§ **TASK GOAL**
Copy out each line in the material below that has the word "layer".

....

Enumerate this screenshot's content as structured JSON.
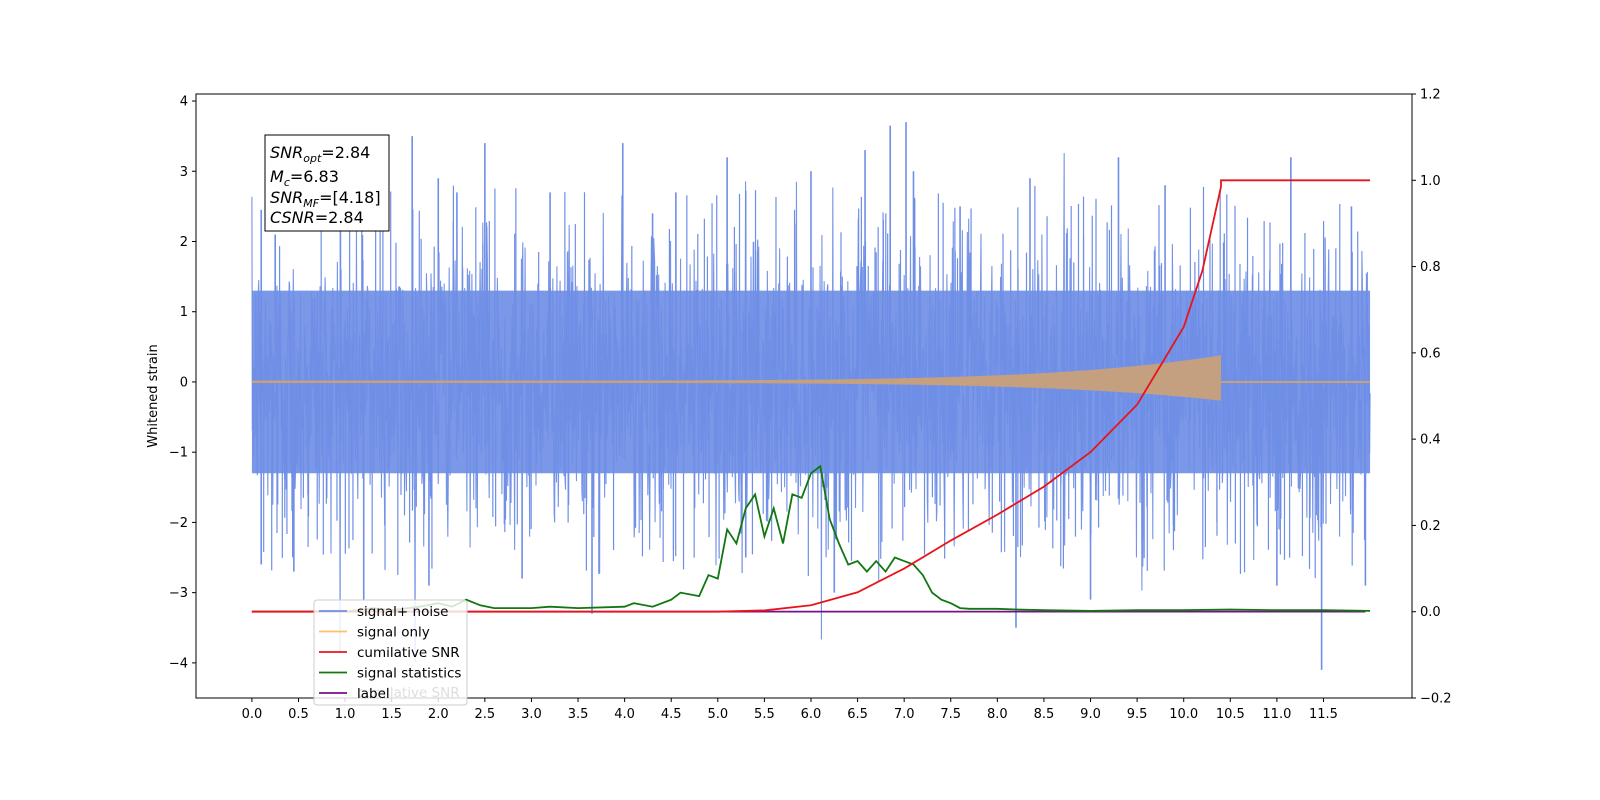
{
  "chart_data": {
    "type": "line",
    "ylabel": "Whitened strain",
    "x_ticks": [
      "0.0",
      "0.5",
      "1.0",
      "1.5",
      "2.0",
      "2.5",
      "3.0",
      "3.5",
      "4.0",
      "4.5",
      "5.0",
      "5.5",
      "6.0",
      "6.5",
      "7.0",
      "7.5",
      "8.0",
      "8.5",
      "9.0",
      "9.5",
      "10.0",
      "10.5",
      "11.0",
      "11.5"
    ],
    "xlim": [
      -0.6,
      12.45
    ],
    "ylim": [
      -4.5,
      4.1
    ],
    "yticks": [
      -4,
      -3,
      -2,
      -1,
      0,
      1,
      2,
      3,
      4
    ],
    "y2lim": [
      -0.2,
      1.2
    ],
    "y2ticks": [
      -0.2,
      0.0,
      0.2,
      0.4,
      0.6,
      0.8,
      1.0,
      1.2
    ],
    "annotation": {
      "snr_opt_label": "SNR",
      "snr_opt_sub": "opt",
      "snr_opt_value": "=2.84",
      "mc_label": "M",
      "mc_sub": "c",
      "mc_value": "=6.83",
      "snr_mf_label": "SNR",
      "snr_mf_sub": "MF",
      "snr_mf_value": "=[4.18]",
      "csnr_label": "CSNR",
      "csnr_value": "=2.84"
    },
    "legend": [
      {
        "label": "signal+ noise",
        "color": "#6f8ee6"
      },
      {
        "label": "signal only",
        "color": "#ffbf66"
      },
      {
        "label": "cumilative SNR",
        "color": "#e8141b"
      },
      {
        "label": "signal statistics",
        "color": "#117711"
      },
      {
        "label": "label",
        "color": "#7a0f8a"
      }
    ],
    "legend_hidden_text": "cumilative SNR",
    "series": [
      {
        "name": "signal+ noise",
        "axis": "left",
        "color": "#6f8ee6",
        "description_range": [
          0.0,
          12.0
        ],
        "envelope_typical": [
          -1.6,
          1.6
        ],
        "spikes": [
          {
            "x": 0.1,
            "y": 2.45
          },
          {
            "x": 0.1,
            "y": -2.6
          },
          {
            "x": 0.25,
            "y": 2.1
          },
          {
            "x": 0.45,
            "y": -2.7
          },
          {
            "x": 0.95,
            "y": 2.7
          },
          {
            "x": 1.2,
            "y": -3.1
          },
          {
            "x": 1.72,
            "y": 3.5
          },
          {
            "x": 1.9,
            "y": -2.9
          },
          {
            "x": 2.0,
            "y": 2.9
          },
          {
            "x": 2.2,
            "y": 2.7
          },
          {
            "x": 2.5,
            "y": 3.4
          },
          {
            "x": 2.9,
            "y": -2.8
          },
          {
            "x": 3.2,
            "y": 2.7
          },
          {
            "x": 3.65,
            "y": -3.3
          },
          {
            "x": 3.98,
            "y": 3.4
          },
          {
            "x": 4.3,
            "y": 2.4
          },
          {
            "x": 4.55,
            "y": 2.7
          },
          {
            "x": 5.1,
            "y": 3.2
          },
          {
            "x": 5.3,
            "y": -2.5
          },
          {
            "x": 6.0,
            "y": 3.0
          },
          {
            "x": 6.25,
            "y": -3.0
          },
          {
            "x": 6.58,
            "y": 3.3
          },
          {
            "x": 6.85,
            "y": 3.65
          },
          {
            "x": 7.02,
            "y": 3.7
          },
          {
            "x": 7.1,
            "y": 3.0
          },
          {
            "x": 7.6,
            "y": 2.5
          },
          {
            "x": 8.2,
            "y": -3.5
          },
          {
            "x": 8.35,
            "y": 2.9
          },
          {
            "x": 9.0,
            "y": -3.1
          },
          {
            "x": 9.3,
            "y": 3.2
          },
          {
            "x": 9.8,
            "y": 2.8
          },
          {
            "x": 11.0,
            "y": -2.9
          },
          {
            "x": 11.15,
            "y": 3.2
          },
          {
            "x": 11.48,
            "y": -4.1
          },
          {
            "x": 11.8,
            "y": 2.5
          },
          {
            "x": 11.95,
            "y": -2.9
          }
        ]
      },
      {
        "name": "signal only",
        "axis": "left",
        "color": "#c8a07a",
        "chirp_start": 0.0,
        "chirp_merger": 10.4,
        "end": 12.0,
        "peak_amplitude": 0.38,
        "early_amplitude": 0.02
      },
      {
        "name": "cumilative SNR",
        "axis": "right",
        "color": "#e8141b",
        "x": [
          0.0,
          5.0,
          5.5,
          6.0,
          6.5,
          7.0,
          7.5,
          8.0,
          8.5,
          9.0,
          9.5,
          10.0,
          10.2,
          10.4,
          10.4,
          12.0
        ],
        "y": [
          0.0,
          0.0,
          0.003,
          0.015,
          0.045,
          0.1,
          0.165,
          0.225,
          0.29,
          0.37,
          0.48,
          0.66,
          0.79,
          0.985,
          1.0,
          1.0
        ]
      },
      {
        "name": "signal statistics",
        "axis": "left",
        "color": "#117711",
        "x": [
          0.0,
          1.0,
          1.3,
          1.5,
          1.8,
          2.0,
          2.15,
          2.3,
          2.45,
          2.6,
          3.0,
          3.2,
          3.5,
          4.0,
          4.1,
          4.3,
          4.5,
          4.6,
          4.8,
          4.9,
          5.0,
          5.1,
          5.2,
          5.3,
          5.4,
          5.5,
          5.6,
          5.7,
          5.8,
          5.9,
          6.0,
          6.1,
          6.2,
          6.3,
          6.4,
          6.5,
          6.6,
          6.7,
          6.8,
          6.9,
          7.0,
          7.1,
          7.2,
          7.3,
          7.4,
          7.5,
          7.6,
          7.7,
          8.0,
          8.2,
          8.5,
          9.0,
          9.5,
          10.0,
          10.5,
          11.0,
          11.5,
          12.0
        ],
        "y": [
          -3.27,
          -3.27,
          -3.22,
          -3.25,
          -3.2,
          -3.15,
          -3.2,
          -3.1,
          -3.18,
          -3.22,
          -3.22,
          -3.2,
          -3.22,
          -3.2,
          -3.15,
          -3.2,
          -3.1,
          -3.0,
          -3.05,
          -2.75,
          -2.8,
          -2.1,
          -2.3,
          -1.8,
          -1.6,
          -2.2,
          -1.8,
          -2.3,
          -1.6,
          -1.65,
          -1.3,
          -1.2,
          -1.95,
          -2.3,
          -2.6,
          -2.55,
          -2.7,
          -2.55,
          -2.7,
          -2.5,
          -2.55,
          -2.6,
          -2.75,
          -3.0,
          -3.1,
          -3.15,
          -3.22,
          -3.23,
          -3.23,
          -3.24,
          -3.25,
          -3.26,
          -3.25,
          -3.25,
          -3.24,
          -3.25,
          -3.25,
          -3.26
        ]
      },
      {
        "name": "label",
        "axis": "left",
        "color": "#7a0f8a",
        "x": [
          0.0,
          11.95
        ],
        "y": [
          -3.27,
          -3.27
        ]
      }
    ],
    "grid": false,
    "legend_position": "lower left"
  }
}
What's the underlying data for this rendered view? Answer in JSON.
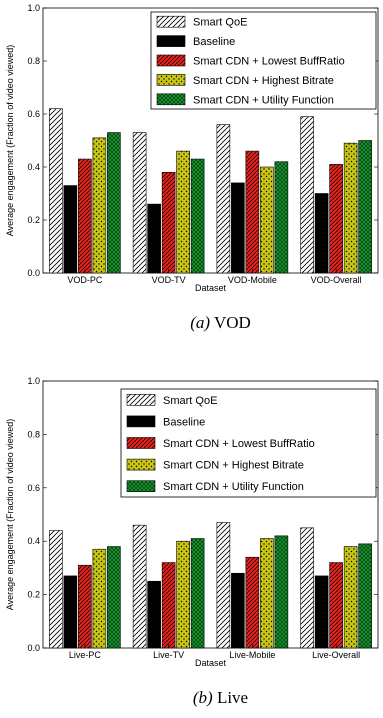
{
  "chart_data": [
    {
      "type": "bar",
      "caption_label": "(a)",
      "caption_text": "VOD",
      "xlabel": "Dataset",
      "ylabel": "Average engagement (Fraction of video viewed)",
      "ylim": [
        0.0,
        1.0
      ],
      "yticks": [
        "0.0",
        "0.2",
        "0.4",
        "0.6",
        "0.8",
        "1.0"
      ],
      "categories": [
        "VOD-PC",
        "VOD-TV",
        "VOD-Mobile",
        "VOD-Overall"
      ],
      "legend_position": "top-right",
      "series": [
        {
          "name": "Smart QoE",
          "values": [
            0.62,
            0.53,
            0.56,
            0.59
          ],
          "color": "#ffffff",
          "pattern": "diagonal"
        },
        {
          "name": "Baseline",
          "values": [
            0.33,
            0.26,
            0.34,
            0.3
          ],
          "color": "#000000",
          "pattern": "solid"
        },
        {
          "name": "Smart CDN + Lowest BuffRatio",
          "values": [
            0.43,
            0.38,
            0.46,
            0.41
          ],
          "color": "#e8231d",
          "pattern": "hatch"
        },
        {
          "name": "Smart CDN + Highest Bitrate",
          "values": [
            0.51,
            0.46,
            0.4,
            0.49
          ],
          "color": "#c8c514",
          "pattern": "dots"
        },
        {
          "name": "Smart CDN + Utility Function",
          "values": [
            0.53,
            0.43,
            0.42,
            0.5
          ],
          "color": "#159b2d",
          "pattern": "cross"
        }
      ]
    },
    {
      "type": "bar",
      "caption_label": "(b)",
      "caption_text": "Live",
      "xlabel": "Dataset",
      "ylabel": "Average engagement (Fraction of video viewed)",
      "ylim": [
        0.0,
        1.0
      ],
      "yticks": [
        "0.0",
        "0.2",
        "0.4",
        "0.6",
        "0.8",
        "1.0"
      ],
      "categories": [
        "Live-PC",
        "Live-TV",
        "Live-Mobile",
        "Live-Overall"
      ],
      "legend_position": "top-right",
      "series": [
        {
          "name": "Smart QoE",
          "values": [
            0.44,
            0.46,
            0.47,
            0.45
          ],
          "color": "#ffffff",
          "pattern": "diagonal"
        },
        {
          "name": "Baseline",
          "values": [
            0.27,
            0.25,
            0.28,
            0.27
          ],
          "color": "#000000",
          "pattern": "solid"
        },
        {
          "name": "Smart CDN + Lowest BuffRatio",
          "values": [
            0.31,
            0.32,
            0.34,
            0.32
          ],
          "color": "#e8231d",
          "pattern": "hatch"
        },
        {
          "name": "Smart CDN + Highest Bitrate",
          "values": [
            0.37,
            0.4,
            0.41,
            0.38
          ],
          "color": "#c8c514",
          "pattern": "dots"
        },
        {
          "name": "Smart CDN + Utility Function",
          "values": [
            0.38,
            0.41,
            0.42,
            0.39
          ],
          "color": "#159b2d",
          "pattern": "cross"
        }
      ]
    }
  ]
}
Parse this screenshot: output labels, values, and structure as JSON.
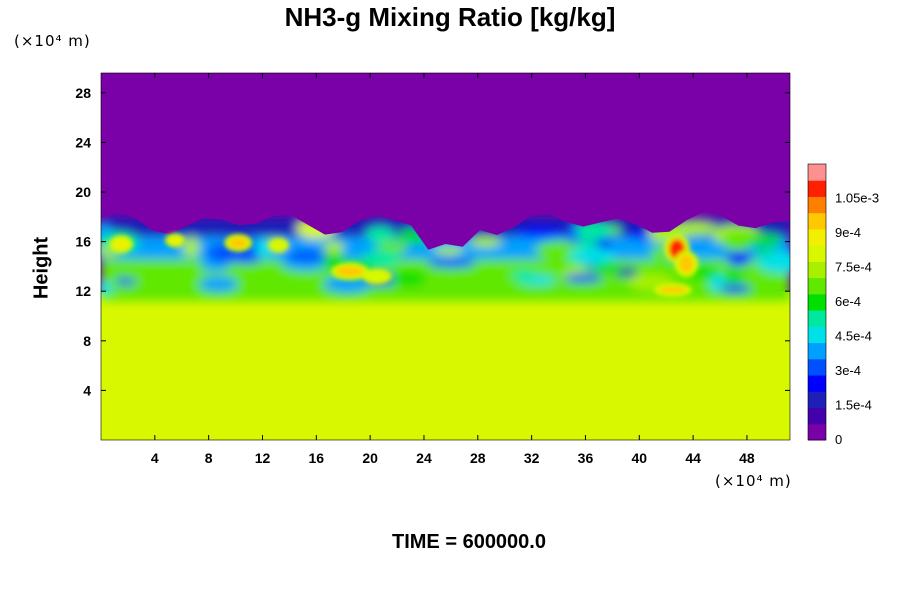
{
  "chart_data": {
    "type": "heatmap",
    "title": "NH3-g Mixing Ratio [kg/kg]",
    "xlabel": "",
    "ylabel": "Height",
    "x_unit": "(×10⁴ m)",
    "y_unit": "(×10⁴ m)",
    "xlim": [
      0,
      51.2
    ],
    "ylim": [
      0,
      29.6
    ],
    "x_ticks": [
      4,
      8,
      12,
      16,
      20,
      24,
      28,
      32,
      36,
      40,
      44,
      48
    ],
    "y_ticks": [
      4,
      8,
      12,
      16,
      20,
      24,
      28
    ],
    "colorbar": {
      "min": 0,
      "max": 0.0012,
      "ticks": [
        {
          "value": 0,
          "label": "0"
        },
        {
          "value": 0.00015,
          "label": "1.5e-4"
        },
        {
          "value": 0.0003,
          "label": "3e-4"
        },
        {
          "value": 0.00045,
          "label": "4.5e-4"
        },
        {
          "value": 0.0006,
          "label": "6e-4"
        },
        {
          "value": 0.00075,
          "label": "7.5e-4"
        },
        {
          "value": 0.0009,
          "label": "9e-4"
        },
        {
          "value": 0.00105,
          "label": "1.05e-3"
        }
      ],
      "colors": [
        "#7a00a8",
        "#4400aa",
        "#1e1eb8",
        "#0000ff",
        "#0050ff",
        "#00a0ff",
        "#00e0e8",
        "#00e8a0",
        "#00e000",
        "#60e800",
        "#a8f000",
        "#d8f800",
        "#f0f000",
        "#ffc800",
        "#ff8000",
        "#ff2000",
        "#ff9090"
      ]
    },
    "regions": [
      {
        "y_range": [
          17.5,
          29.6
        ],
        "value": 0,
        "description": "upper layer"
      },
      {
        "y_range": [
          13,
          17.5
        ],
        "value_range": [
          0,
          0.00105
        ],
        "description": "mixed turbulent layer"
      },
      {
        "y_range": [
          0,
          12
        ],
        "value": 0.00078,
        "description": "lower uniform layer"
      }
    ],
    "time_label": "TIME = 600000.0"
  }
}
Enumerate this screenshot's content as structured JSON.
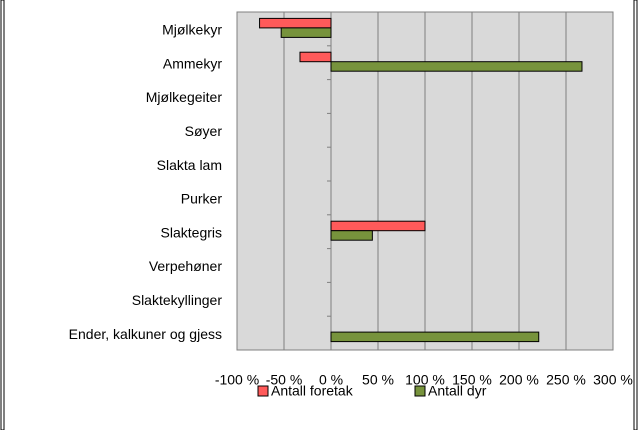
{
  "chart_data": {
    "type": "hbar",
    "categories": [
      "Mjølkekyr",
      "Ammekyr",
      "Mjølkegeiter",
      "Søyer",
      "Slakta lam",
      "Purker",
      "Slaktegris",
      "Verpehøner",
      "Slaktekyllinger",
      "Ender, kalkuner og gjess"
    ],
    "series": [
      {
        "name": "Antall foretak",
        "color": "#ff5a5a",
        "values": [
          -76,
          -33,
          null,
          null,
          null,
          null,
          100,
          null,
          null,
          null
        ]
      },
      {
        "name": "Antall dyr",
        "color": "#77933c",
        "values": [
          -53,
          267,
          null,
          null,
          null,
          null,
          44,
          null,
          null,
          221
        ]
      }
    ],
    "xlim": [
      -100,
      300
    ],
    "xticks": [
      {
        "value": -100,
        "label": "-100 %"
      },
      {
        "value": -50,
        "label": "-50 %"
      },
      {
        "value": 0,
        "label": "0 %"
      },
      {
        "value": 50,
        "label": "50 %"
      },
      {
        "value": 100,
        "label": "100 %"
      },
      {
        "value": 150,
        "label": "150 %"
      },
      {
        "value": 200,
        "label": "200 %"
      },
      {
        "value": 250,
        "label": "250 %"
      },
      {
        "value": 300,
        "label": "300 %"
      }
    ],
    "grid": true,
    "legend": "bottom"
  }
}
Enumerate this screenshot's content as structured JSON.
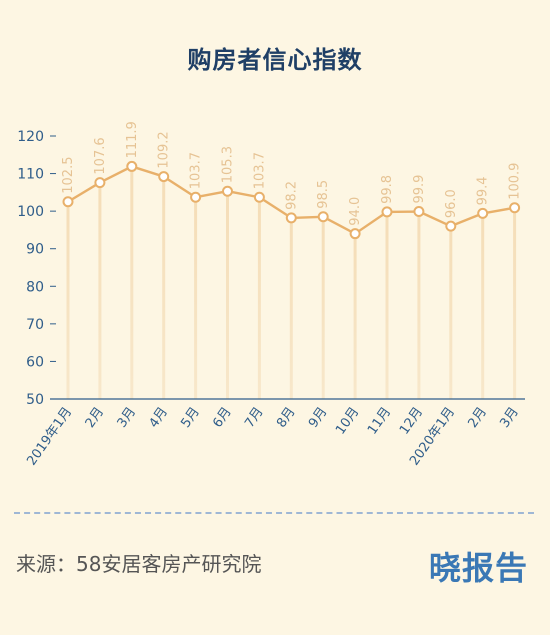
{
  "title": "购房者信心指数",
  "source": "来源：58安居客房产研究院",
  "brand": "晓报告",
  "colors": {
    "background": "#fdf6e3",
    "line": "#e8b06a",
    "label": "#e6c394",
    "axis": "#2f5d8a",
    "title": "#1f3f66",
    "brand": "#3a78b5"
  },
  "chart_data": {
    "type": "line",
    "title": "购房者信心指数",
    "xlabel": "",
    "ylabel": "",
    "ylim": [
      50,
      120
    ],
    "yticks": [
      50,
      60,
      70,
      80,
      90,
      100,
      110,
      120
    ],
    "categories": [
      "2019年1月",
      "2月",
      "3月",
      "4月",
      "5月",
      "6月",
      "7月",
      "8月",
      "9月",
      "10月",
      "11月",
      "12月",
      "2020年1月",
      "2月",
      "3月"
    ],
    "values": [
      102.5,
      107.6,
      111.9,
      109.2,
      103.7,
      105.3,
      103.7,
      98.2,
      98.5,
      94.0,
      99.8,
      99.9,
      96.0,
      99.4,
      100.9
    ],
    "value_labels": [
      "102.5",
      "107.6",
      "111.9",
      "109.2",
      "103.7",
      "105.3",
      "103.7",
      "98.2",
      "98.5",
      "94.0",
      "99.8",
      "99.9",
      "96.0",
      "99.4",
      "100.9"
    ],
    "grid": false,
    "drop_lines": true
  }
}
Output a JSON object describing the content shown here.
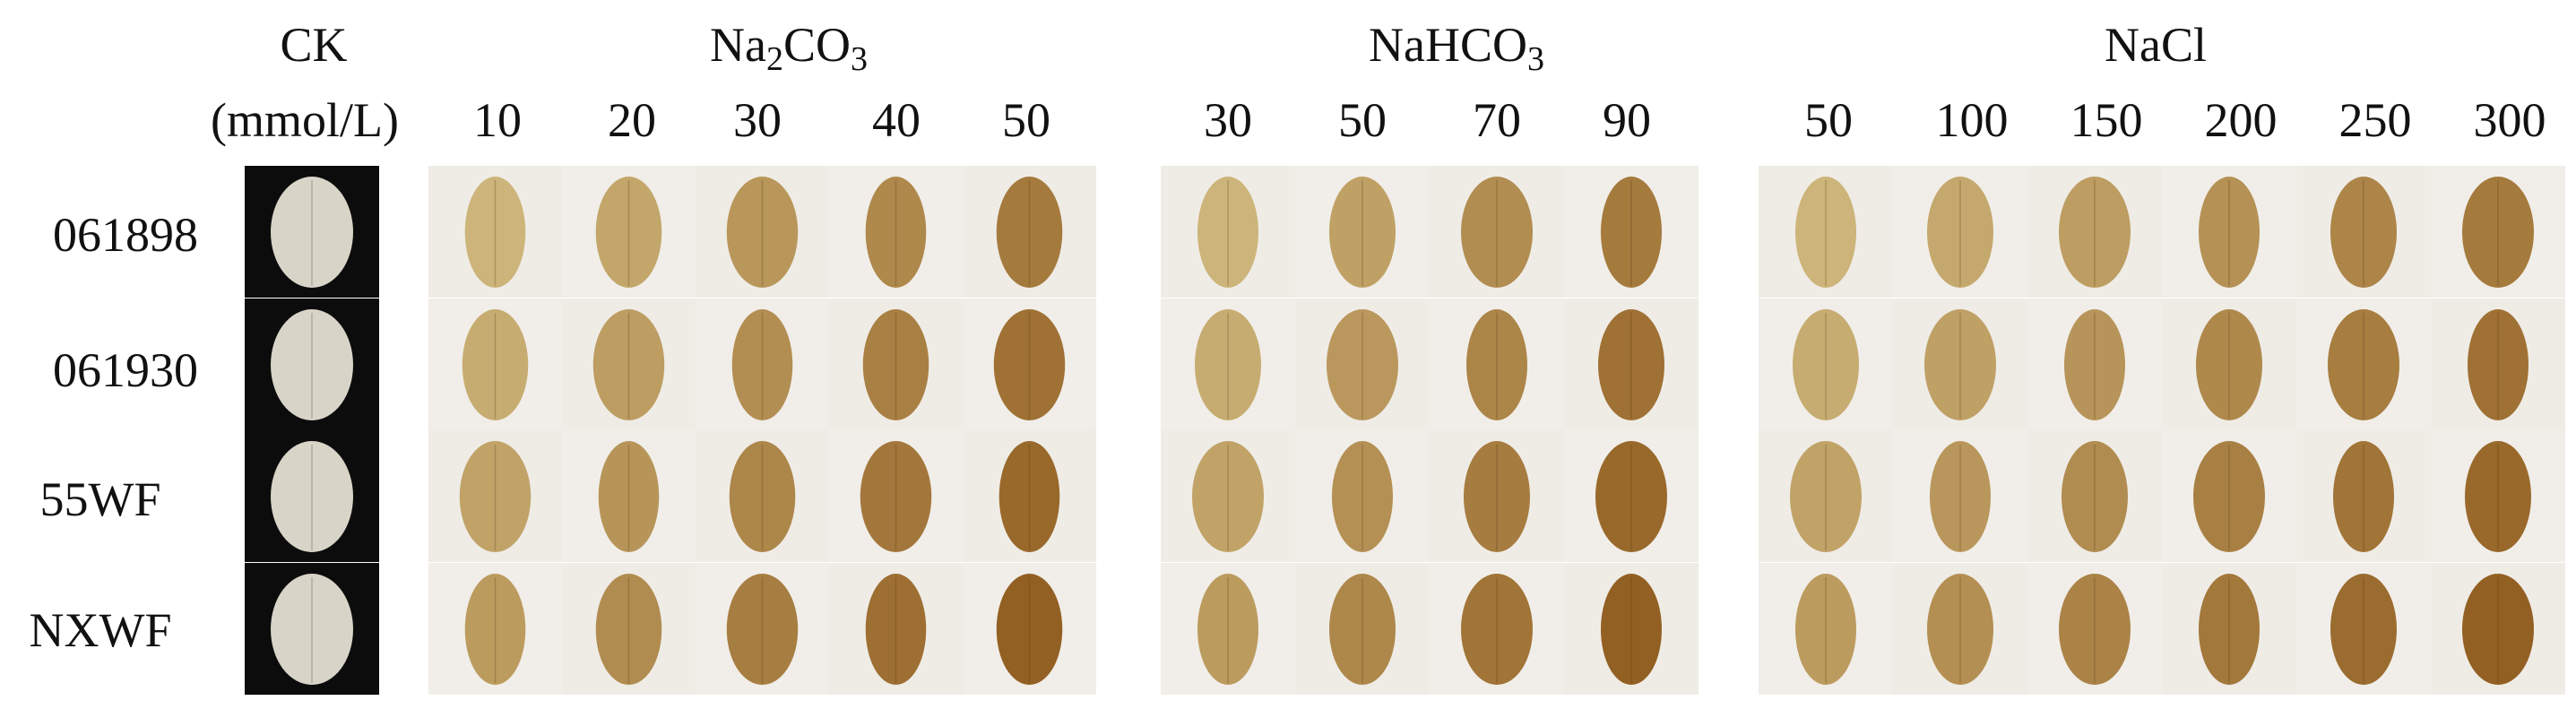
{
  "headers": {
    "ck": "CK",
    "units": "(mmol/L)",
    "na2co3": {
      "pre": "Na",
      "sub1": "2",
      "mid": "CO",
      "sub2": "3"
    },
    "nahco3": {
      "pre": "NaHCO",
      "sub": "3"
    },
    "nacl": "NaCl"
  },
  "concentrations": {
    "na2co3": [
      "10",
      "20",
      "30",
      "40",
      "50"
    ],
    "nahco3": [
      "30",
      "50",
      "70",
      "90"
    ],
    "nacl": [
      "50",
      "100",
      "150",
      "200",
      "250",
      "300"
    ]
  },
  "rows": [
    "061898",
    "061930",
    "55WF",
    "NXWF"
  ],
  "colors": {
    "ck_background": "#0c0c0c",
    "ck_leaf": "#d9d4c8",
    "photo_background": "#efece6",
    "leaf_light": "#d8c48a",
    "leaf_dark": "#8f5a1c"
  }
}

....

§ **PROBLEM SOLUTION**
        "description": "upper layer"
        "description": "mixed turbulent layer"
        "description": "lower uniform layer"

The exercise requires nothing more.